Directions for this task ▸
Locate each line below that includes "Communion" and reproduce it.

[Stored items]
"""
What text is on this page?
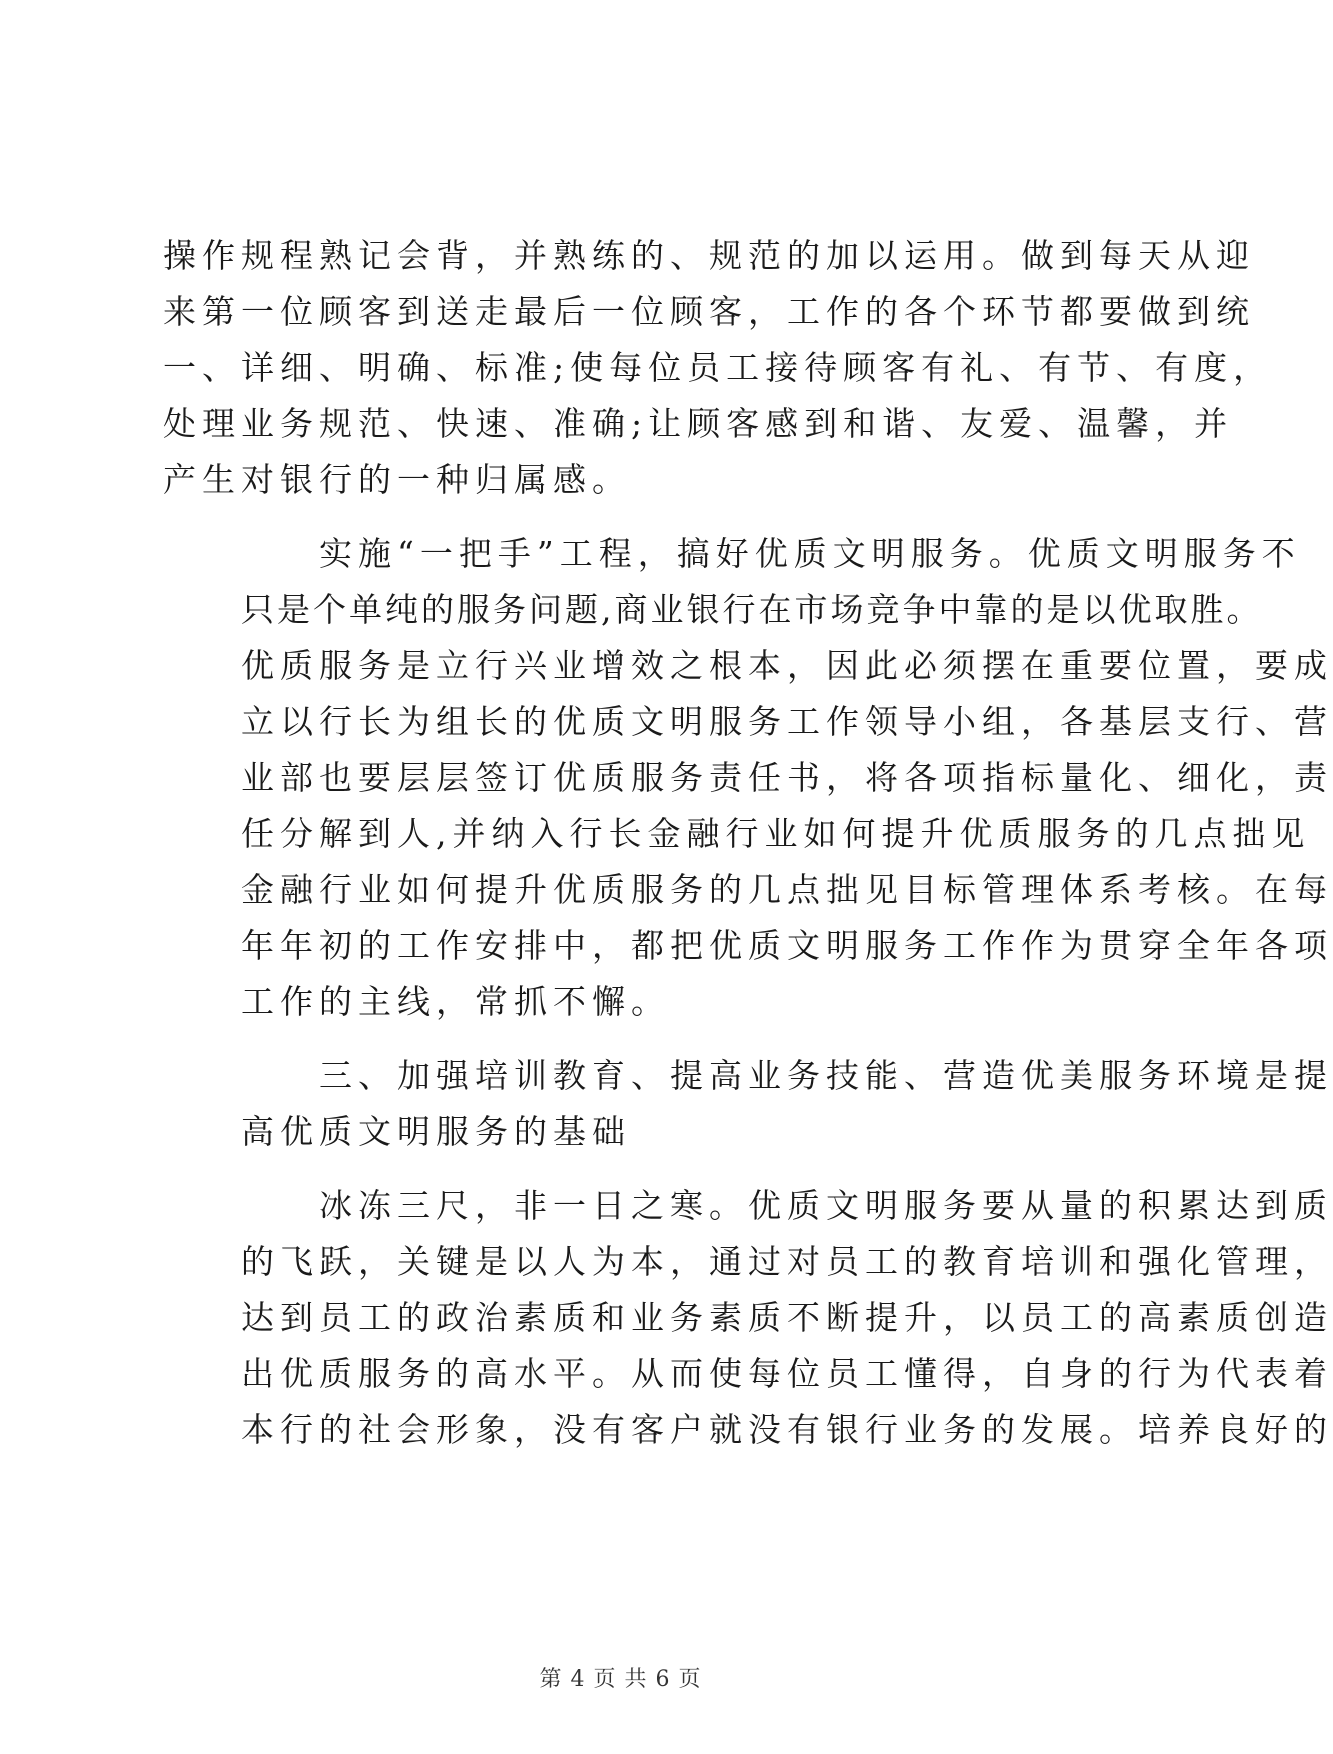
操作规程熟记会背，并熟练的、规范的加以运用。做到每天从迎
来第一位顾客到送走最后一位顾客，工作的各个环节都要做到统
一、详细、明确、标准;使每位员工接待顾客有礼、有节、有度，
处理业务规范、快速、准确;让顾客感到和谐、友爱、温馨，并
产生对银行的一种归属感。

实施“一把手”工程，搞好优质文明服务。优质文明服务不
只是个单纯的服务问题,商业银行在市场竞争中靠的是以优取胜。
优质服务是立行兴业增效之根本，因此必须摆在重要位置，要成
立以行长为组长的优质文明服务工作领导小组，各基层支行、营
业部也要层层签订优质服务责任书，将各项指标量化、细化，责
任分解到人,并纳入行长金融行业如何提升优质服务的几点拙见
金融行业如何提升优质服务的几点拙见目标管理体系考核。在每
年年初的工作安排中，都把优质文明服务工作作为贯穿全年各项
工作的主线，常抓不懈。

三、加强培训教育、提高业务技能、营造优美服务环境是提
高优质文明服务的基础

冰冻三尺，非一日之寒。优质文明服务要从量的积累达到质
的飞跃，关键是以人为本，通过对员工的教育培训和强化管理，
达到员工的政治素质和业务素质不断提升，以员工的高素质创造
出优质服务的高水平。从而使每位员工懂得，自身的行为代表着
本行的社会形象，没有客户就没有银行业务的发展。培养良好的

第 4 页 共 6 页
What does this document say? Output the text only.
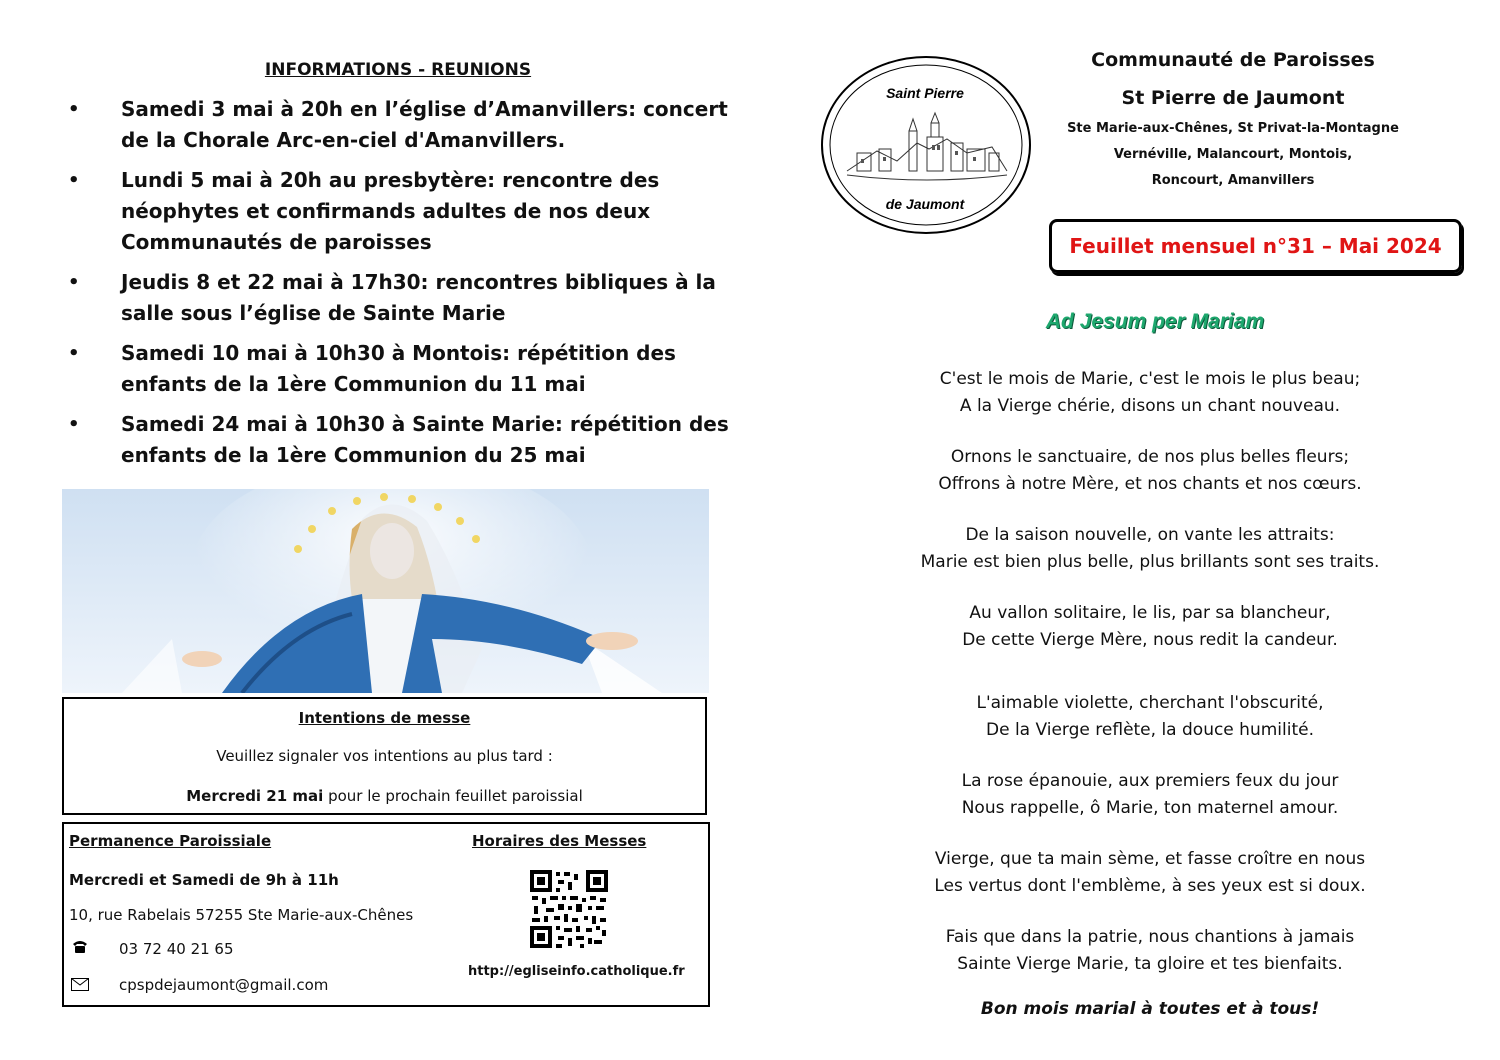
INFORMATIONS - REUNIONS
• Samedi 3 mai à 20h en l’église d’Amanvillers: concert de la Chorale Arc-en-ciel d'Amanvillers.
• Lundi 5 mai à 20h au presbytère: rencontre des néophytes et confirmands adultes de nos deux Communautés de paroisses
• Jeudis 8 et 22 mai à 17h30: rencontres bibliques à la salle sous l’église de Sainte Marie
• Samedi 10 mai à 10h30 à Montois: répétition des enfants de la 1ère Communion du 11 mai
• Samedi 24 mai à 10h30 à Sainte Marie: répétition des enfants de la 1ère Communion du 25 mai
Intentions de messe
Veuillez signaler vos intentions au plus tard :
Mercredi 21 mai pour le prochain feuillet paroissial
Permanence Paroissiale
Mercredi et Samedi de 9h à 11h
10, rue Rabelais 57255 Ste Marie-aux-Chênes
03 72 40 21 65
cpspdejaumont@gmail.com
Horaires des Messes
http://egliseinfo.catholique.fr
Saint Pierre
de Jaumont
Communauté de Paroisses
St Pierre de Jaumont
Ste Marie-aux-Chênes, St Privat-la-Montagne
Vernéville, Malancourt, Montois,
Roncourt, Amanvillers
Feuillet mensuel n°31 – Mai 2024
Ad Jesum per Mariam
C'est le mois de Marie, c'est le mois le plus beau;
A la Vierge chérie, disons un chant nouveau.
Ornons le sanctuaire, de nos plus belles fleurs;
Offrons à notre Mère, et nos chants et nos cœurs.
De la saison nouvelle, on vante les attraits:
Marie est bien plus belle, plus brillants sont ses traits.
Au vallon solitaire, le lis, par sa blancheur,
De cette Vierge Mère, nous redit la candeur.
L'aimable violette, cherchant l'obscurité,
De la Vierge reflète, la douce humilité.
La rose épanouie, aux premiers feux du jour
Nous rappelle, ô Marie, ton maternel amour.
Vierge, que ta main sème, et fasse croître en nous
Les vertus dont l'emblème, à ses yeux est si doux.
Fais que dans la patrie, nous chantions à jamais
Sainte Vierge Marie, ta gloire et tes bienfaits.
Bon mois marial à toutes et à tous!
"""
"""
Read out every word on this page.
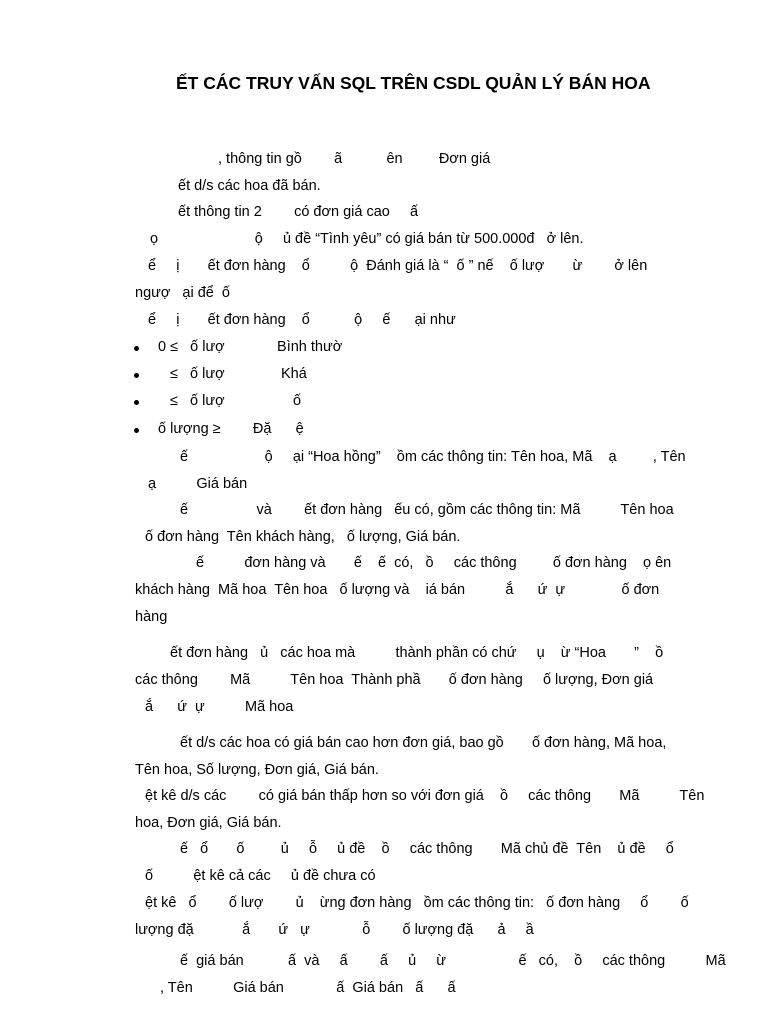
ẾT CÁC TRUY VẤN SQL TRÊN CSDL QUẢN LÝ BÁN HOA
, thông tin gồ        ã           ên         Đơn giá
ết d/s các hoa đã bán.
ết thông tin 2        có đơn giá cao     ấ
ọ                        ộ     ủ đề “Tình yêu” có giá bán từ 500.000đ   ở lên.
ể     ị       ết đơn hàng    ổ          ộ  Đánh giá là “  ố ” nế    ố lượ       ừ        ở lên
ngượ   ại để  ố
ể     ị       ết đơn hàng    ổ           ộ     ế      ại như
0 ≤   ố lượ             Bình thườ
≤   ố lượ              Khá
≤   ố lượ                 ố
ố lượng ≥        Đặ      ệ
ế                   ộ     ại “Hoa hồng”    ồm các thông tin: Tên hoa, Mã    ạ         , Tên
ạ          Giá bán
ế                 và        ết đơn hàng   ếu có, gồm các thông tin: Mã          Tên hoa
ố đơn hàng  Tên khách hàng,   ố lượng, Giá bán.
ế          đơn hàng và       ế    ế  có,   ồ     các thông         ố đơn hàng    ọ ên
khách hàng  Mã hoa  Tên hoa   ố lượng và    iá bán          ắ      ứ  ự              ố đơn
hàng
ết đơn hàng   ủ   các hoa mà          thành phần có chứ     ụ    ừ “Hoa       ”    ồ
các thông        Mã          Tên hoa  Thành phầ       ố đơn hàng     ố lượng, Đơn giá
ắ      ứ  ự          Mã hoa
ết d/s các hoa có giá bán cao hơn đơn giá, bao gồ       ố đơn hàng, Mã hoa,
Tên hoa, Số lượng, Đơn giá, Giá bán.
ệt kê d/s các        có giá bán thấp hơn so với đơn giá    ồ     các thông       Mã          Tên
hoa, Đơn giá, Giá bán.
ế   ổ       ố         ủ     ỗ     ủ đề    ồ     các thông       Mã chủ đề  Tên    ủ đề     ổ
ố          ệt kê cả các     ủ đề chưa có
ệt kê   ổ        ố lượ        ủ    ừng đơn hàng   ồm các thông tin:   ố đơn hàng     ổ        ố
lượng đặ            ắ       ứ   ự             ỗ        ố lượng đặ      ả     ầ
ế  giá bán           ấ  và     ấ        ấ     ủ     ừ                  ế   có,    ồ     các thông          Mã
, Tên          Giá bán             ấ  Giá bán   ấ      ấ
"""
Result of the task ▸
• Samedi 10 mai à 10h30 à Montois: répétition des enfants de la 1ère Communion du 11 mai
• Samedi 24 mai à 10h30 à Sainte Marie: répétition des enfants de la 1ère Communion du 25 mai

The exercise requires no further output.